→ **Records from a dataset**:
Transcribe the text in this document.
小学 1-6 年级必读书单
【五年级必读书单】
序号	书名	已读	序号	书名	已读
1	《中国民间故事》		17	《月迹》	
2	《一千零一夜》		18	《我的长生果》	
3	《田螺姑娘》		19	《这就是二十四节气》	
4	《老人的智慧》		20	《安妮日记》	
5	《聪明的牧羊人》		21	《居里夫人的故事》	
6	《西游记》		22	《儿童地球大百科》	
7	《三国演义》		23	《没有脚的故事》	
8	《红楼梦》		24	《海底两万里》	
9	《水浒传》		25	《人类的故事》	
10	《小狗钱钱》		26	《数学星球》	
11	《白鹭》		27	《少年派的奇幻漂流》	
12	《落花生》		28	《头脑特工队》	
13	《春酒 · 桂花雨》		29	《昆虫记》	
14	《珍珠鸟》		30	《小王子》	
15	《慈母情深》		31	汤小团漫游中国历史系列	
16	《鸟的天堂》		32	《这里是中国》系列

...

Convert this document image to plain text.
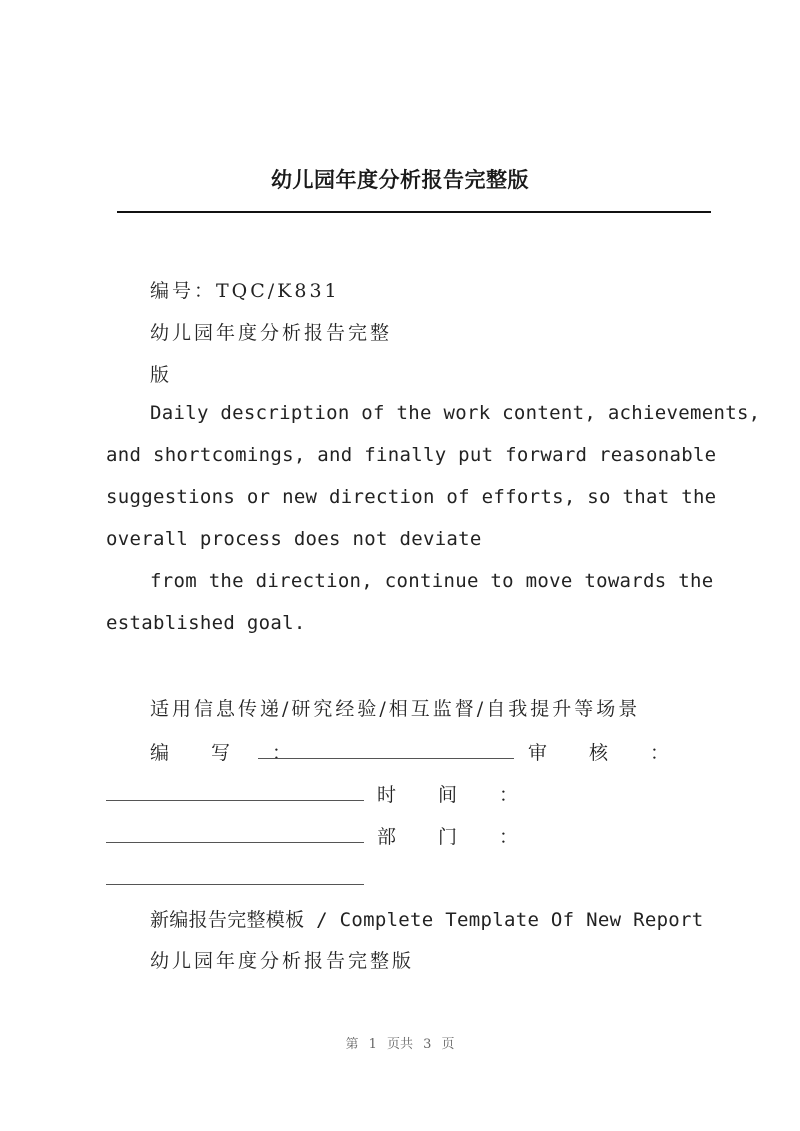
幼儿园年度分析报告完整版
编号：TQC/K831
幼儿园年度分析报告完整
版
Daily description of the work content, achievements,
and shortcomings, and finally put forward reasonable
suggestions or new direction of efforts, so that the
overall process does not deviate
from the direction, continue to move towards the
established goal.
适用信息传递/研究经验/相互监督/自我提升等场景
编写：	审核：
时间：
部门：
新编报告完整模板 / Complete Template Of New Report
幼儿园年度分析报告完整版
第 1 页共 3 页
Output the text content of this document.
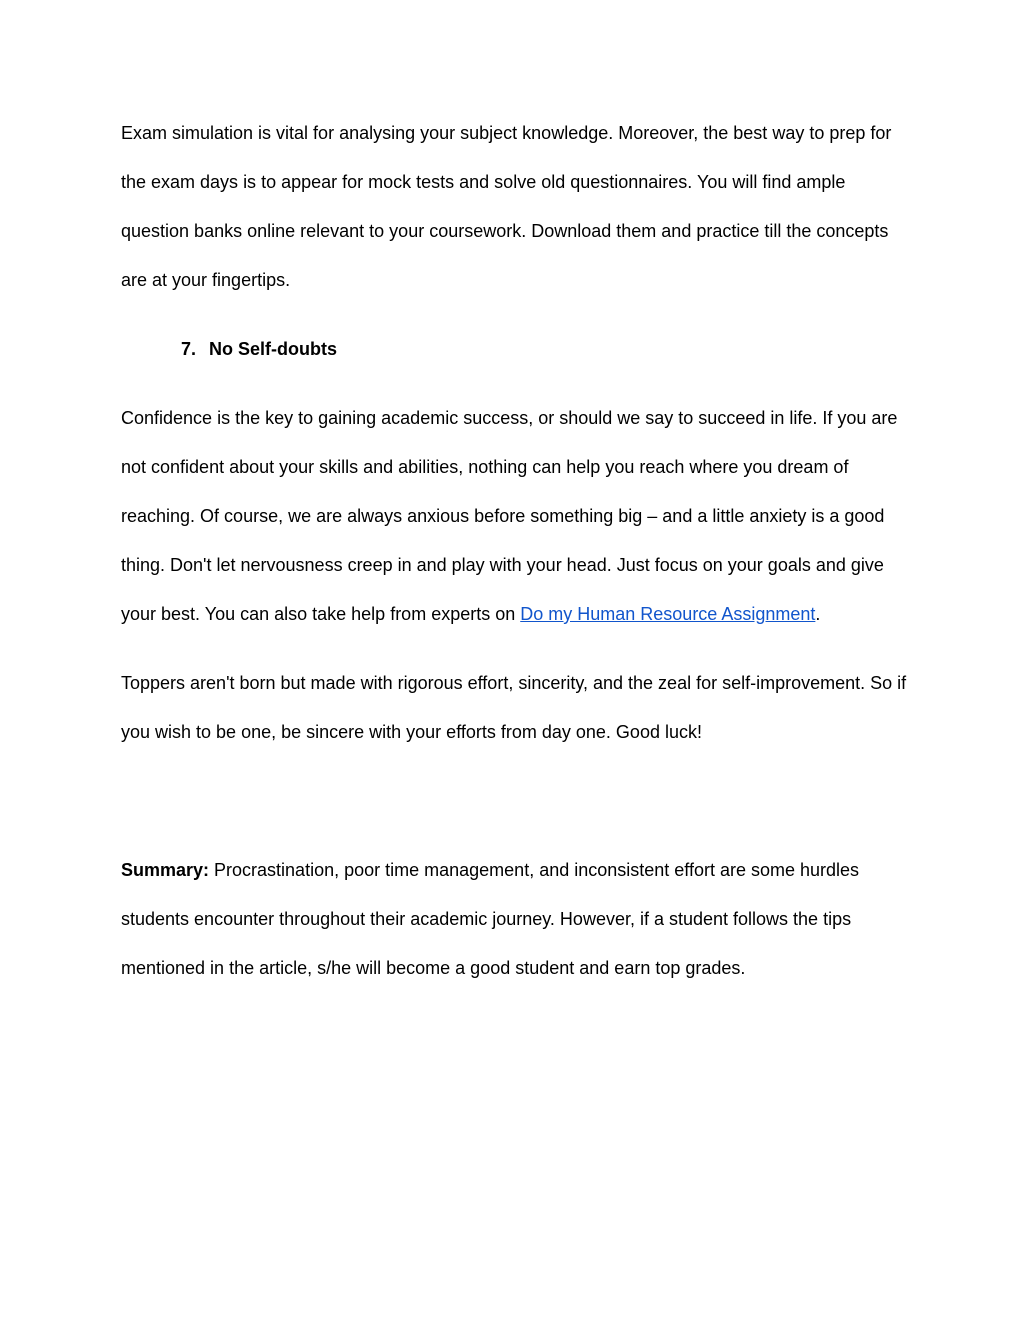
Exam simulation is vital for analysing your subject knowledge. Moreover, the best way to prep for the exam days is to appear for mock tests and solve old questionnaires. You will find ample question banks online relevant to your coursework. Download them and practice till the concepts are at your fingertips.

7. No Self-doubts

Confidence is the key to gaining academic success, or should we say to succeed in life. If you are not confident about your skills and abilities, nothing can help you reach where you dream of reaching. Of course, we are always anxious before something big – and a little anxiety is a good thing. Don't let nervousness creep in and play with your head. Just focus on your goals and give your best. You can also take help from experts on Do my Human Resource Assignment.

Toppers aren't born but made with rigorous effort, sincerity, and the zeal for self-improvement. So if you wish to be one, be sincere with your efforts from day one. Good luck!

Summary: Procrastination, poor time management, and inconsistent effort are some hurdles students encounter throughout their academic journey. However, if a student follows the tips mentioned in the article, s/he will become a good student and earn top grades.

* * *

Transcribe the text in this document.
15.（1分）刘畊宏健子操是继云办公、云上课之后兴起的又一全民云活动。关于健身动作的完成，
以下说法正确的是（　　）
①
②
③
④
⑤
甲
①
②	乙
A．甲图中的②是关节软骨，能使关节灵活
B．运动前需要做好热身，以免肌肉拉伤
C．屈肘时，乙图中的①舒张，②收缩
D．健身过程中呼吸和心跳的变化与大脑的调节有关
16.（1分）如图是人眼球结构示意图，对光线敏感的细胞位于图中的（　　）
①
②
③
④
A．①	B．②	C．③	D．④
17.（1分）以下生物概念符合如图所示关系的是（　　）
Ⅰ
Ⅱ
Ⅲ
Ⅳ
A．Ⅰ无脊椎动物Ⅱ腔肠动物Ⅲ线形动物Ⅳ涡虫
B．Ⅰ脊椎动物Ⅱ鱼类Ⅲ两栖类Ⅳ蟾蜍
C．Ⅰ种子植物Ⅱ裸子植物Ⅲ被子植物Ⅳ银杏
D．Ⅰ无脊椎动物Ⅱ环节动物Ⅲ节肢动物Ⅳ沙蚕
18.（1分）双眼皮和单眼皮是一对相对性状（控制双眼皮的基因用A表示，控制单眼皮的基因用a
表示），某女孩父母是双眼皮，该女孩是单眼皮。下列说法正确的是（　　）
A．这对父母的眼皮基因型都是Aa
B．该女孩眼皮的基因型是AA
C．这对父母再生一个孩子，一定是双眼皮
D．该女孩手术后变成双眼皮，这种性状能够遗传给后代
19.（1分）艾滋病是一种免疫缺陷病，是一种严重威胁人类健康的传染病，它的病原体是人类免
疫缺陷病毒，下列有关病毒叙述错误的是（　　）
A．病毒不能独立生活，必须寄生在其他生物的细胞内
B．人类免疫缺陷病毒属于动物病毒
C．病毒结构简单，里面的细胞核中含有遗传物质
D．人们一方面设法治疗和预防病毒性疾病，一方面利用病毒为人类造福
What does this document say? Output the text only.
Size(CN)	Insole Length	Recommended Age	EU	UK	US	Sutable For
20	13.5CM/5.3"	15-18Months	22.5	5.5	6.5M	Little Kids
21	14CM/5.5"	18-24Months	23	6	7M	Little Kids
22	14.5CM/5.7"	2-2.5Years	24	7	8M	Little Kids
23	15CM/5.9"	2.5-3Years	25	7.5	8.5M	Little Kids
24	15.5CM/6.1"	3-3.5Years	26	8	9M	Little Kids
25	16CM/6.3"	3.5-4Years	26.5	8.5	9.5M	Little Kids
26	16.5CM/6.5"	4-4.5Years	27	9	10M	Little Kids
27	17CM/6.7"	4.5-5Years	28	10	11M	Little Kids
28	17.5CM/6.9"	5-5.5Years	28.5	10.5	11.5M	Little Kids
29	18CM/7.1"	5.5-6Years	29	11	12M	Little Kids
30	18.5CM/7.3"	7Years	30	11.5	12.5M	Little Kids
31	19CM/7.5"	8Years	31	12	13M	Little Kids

→ **WHAT THE TASK REQUIRES**:
A line counts if it holds the word "will". How many lines of the entries count? Give the number only.

→ **COMPLETED EXERCISE**:
2